◆ **EXERCISE DETAILS**
Show every line below where "ヴェルディ" can be found.

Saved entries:
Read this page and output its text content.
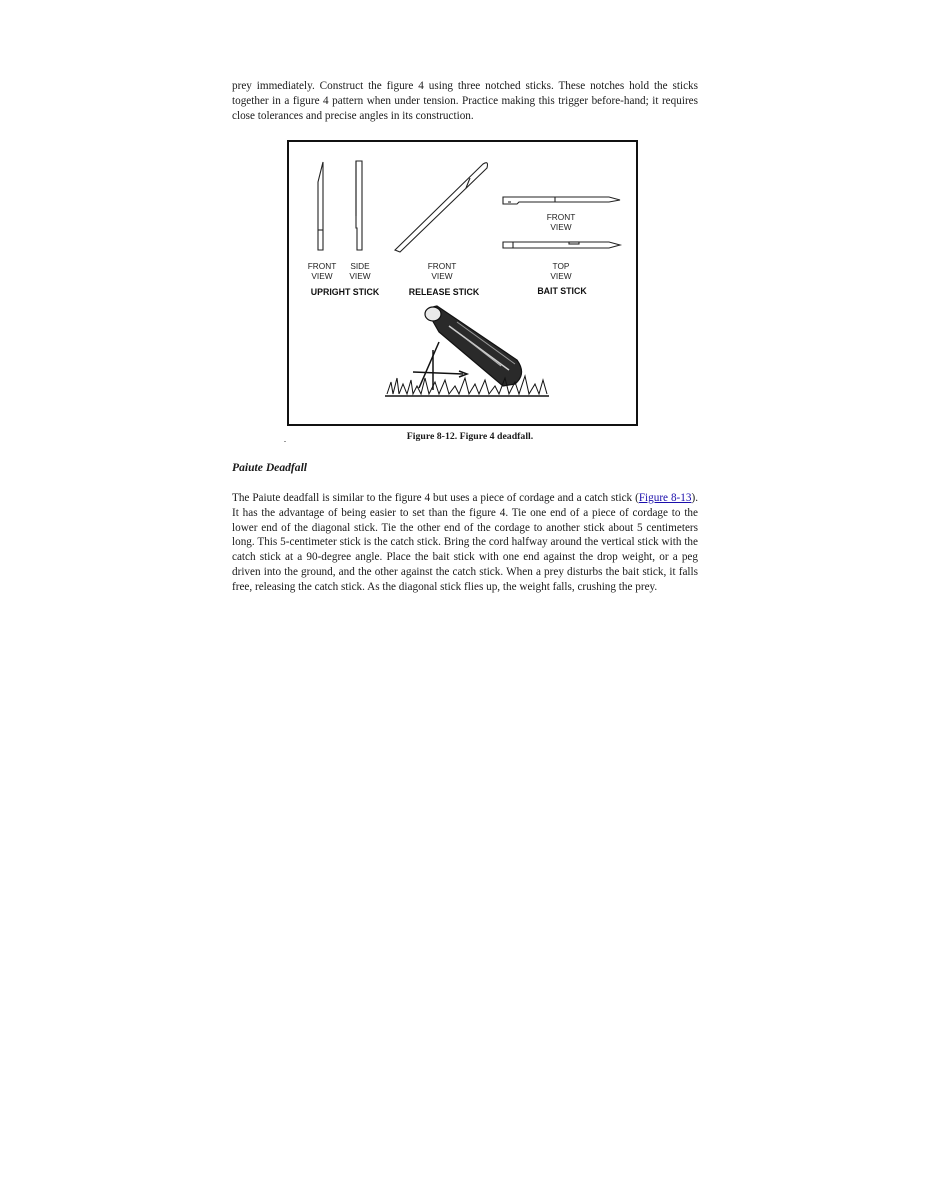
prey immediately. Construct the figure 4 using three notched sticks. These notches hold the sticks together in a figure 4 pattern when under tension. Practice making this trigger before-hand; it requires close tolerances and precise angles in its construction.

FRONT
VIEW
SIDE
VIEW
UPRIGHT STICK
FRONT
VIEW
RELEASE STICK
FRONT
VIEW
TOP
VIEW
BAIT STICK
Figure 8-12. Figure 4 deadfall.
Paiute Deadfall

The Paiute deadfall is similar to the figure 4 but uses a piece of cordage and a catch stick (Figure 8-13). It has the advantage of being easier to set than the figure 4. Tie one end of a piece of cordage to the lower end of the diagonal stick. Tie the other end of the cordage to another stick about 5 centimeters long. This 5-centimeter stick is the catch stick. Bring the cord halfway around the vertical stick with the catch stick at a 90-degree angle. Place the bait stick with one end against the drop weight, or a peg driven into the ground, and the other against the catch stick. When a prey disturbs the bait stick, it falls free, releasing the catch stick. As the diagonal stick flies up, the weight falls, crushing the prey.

--

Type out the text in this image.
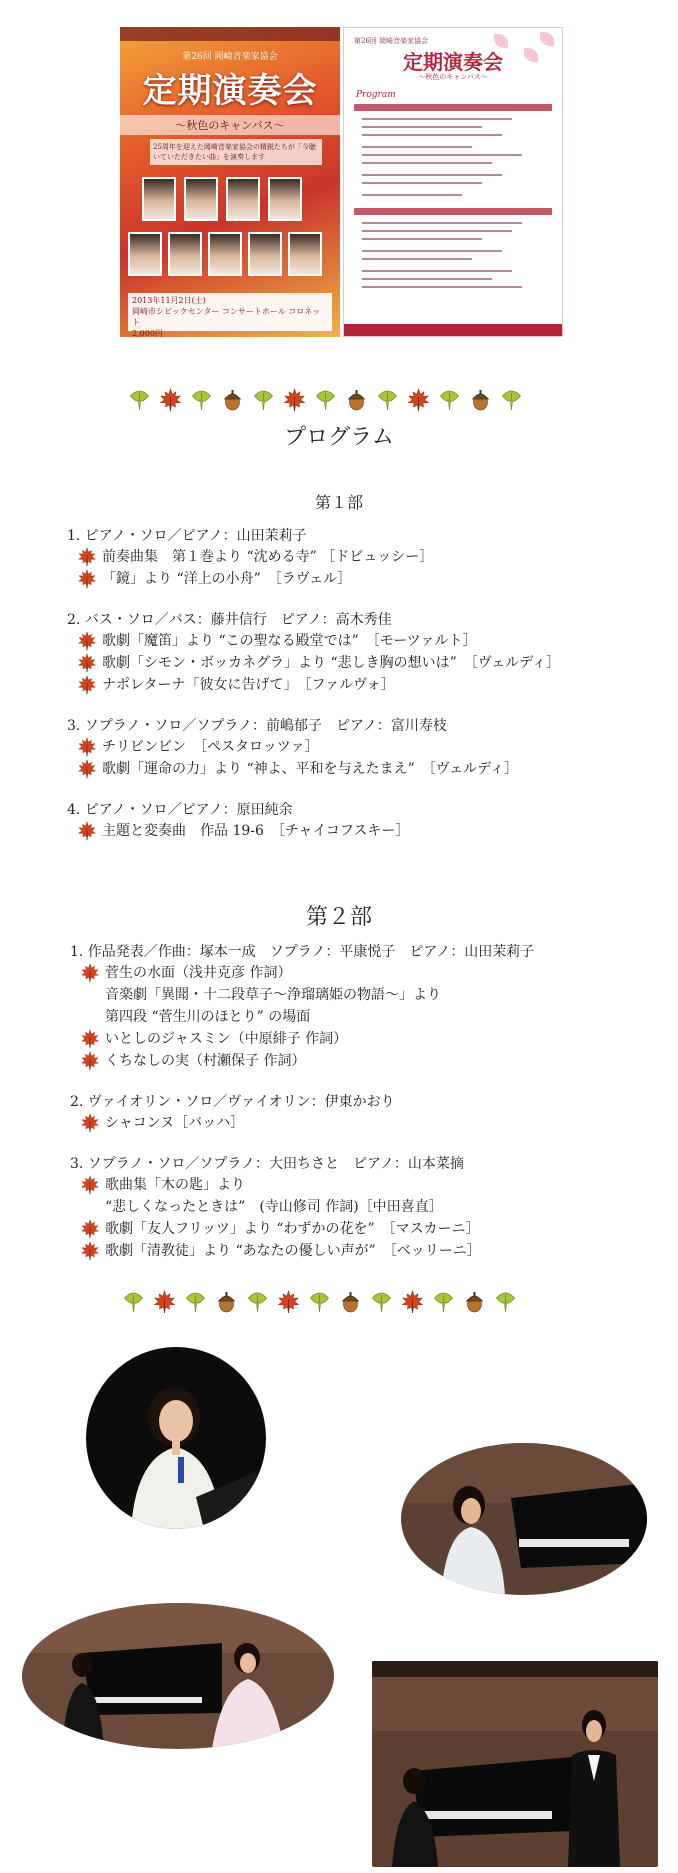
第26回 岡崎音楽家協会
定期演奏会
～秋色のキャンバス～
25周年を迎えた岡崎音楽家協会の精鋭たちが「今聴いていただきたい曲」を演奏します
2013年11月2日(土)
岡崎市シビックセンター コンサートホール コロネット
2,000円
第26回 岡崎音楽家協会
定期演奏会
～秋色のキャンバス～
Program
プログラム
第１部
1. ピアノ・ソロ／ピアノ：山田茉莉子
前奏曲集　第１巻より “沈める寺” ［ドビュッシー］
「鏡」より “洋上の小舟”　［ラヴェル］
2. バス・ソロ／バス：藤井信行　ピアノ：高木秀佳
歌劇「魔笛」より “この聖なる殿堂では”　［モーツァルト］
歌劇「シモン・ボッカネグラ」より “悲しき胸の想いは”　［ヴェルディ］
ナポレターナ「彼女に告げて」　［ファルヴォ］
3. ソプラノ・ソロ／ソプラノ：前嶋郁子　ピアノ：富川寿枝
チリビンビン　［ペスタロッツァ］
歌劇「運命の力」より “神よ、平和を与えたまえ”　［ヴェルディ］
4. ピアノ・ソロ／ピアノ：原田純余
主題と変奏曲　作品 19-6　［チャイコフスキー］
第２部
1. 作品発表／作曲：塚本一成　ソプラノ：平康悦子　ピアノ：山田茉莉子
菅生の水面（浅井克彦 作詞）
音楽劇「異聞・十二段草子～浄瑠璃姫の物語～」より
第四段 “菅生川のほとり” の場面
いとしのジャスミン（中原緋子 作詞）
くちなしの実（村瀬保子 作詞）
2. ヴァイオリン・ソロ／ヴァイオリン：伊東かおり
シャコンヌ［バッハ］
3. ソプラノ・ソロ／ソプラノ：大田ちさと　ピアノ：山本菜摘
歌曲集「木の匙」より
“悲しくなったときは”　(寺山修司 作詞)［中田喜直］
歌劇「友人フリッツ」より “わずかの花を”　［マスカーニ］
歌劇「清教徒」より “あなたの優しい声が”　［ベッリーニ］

...

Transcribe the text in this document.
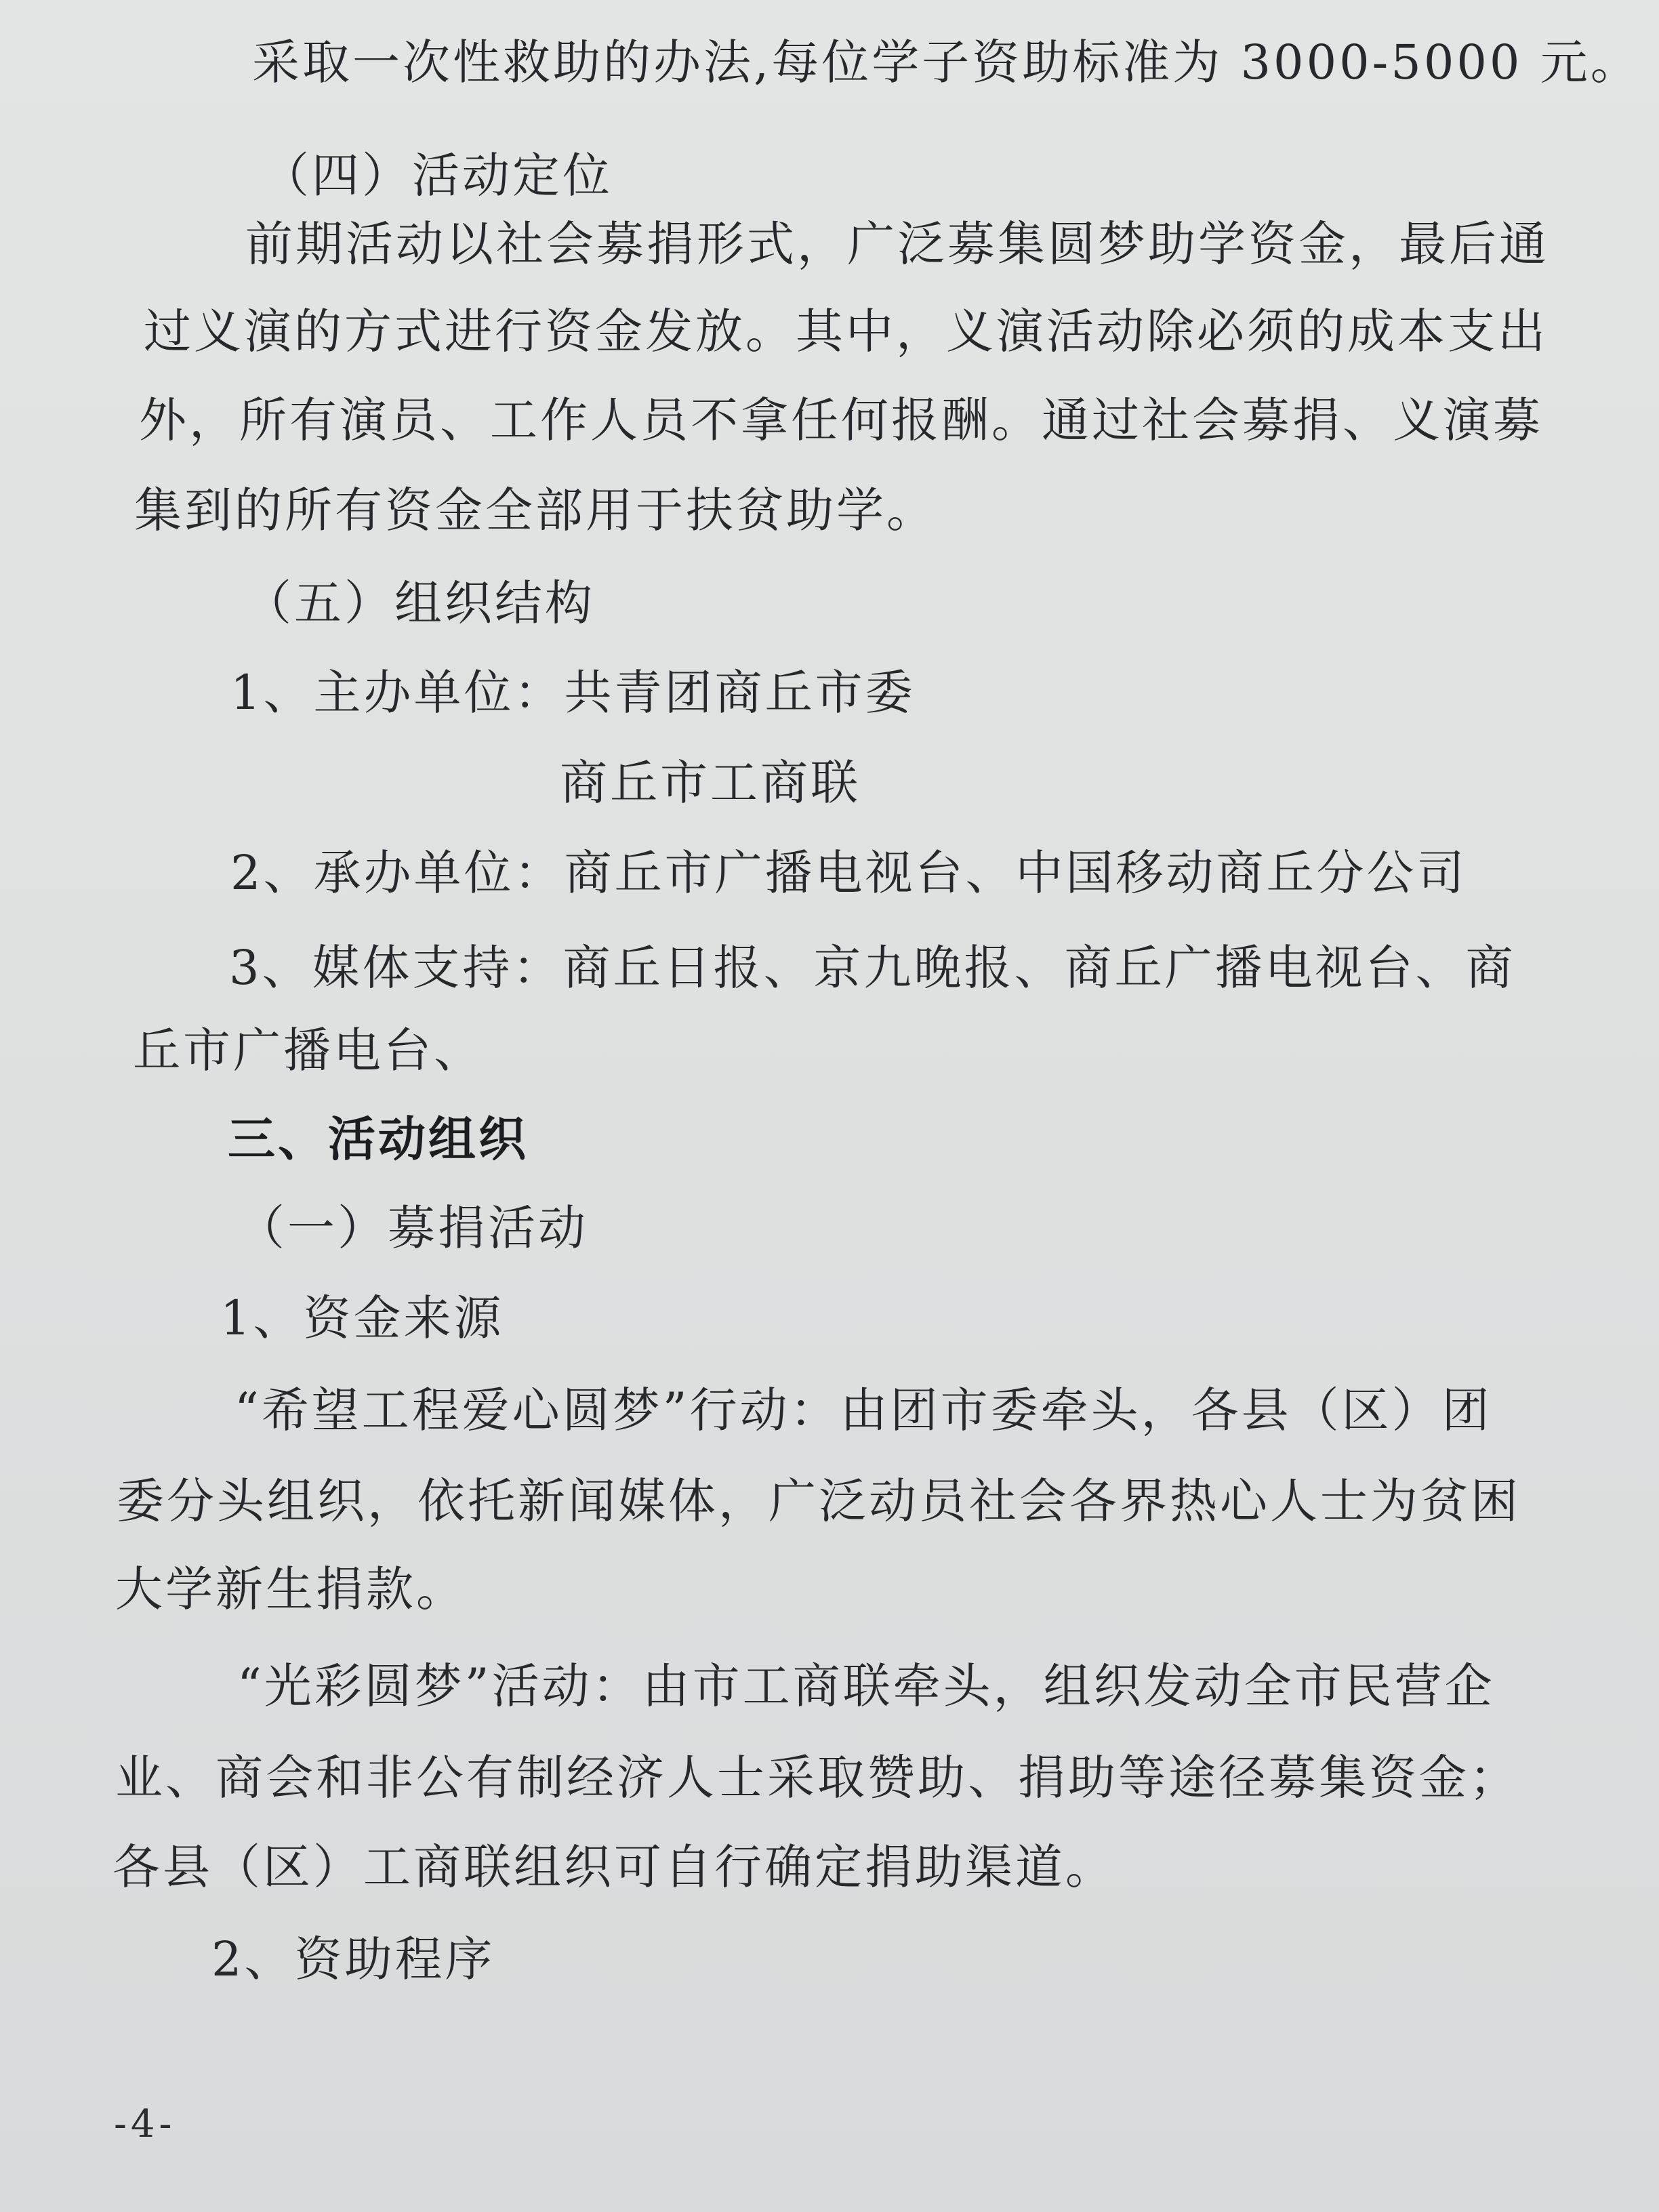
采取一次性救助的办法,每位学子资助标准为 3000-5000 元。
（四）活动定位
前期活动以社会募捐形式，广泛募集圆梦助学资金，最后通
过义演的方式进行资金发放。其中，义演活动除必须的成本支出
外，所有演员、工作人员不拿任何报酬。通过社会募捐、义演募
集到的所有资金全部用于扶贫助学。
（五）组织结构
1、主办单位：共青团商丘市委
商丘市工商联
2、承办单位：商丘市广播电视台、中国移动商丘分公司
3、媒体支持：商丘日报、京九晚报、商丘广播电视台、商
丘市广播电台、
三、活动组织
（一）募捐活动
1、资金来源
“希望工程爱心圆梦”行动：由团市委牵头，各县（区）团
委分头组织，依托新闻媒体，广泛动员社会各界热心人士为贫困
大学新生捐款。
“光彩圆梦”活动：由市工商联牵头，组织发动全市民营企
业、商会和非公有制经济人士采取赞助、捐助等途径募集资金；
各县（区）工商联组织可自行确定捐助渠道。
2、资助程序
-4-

◆ **TASK OUTPUT**
歌劇「シモン・ボッカネグラ」より “悲しき胸の想いは”　［ヴェルディ］
歌劇「運命の力」より “神よ、平和を与えたまえ”　［ヴェルディ］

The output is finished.